Start DATA SECTION

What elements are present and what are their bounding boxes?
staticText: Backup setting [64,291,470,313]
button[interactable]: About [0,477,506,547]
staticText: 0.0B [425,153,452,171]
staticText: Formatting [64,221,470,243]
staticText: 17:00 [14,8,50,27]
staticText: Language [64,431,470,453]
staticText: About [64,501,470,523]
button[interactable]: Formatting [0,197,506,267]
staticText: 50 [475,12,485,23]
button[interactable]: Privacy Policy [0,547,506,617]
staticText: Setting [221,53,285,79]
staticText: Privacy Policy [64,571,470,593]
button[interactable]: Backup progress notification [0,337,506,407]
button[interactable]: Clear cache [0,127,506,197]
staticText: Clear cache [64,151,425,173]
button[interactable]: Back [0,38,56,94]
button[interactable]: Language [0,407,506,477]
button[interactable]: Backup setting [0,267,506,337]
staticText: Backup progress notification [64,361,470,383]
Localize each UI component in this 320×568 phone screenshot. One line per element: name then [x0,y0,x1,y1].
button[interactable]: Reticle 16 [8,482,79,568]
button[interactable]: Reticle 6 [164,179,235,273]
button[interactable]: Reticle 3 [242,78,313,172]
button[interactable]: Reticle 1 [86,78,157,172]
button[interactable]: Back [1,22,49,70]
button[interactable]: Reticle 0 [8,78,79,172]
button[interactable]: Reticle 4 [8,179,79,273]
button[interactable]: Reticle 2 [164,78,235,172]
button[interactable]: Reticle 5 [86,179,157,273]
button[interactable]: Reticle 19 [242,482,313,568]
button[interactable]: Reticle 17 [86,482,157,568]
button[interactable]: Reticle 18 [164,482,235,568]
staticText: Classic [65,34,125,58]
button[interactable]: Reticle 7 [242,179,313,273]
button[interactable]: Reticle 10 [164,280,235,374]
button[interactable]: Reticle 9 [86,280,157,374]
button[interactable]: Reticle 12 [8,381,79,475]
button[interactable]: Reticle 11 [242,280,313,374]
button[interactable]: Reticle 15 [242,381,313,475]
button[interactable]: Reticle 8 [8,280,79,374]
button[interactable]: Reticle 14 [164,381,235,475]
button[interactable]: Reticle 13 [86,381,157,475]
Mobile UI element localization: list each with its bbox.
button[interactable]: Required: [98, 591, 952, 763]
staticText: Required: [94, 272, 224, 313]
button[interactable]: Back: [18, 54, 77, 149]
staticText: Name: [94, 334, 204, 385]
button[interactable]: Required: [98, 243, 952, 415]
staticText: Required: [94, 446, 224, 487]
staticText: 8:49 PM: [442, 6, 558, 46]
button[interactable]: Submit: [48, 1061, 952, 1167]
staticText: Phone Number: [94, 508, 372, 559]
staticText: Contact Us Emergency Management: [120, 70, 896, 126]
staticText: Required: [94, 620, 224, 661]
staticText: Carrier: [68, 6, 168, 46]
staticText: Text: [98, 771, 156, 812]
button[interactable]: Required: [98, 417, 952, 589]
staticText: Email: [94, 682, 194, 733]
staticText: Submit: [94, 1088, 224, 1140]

End DATA SECTION

§ WHAT THE TASK REQUIRES:
Turn every line of the listing above into a JSON list of strings, one string per line, with blank lines left out.

§ WORKED ANSWER:
[
  "What elements are present and what are their bounding boxes?",
  "staticText: Backup setting [64,291,470,313]",
  "button[interactable]: About [0,477,506,547]",
  "staticText: 0.0B [425,153,452,171]",
  "staticText: Formatting [64,221,470,243]",
  "staticText: 17:00 [14,8,50,27]",
  "staticText: Language [64,431,470,453]",
  "staticText: About [64,501,470,523]",
  "button[interactable]: Formatting [0,197,506,267]",
  "staticText: 50 [475,12,485,23]",
  "button[interactable]: Privacy Policy [0,547,506,617]",
  "staticText: Setting [221,53,285,79]",
  "staticText: Privacy Policy [64,571,470,593]",
  "button[interactable]: Backup progress notification [0,337,506,407]",
  "button[interactable]: Clear cache [0,127,506,197]",
  "staticText: Clear cache [64,151,425,173]",
  "button[interactable]: Back [0,38,56,94]",
  "button[interactable]: Language [0,407,506,477]",
  "button[interactable]: Backup setting [0,267,506,337]",
  "staticText: Backup progress notification [64,361,470,383]",
  "Localize each UI component in this 320×568 phone screenshot. One line per element: name then [x0,y0,x1,y1].",
  "button[interactable]: Reticle 16 [8,482,79,568]",
  "button[interactable]: Reticle 6 [164,179,235,273]",
  "button[interactable]: Reticle 3 [242,78,313,172]",
  "button[interactable]: Reticle 1 [86,78,157,172]",
  "button[interactable]: Back [1,22,49,70]",
  "button[interactable]: Reticle 0 [8,78,79,172]",
  "button[interactable]: Reticle 4 [8,179,79,273]",
  "button[interactable]: Reticle 2 [164,78,235,172]",
  "button[interactable]: Reticle 5 [86,179,157,273]",
  "button[interactable]: Reticle 19 [242,482,313,568]",
  "button[interactable]: Reticle 17 [86,482,157,568]",
  "button[interactable]: Reticle 18 [164,482,235,568]",
  "staticText: Classic [65,34,125,58]",
  "button[interactable]: Reticle 7 [242,179,313,273]",
  "button[interactable]: Reticle 10 [164,280,235,374]",
  "button[interactable]: Reticle 9 [86,280,157,374]",
  "button[interactable]: Reticle 12 [8,381,79,475]",
  "button[interactable]: Reticle 11 [242,280,313,374]",
  "button[interactable]: Reticle 15 [242,381,313,475]",
  "button[interactable]: Reticle 8 [8,280,79,374]",
  "button[interactable]: Reticle 14 [164,381,235,475]",
  "button[interactable]: Reticle 13 [86,381,157,475]",
  "Mobile UI element localization: list each with its bbox.",
  "button[interactable]: Required: [98, 591, 952, 763]",
  "staticText: Required: [94, 272, 224, 313]",
  "button[interactable]: Back: [18, 54, 77, 149]",
  "staticText: Name: [94, 334, 204, 385]",
  "button[interactable]: Required: [98, 243, 952, 415]",
  "staticText: Required: [94, 446, 224, 487]",
  "staticText: 8:49 PM: [442, 6, 558, 46]",
  "button[interactable]: Submit: [48, 1061, 952, 1167]",
  "staticText: Phone Number: [94, 508, 372, 559]",
  "staticText: Contact Us Emergency Management: [120, 70, 896, 126]",
  "staticText: Required: [94, 620, 224, 661]",
  "staticText: Carrier: [68, 6, 168, 46]",
  "staticText: Text: [98, 771, 156, 812]",
  "button[interactable]: Required: [98, 417, 952, 589]",
  "staticText: Email: [94, 682, 194, 733]",
  "staticText: Submit: [94, 1088, 224, 1140]"
]